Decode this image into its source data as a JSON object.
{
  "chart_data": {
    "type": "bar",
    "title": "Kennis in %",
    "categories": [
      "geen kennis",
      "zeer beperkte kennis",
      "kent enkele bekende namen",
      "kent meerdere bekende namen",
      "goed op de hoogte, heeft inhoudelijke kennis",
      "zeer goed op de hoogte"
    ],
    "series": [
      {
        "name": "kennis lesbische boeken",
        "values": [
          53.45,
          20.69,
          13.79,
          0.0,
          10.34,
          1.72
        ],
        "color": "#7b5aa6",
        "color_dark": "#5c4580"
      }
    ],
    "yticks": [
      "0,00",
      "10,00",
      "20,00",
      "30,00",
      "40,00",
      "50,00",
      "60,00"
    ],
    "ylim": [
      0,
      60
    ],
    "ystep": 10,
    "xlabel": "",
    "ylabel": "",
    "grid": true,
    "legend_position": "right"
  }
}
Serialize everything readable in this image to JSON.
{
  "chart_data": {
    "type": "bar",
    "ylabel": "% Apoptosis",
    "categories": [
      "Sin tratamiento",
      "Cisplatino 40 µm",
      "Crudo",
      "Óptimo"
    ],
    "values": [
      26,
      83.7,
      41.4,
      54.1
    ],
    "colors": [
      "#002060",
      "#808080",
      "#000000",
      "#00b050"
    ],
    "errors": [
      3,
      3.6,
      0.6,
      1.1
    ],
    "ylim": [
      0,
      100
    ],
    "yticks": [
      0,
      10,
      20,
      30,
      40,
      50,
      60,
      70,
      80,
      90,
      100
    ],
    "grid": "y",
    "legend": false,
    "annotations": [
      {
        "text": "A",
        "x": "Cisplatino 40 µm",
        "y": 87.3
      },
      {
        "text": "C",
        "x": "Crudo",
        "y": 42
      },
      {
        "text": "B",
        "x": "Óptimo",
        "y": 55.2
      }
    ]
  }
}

- [WHAT YOU NEED TO DO]
Every line from the line containing "Serialize everything readable" to the last line of the material above must be repeated exactly, and no other line.

- [COMPLETED TASK]
Serialize everything readable in this image to JSON.
{
  "chart_data": {
    "type": "bar",
    "ylabel": "% Apoptosis",
    "categories": [
      "Sin tratamiento",
      "Cisplatino 40 µm",
      "Crudo",
      "Óptimo"
    ],
    "values": [
      26,
      83.7,
      41.4,
      54.1
    ],
    "colors": [
      "#002060",
      "#808080",
      "#000000",
      "#00b050"
    ],
    "errors": [
      3,
      3.6,
      0.6,
      1.1
    ],
    "ylim": [
      0,
      100
    ],
    "yticks": [
      0,
      10,
      20,
      30,
      40,
      50,
      60,
      70,
      80,
      90,
      100
    ],
    "grid": "y",
    "legend": false,
    "annotations": [
      {
        "text": "A",
        "x": "Cisplatino 40 µm",
        "y": 87.3
      },
      {
        "text": "C",
        "x": "Crudo",
        "y": 42
      },
      {
        "text": "B",
        "x": "Óptimo",
        "y": 55.2
      }
    ]
  }
}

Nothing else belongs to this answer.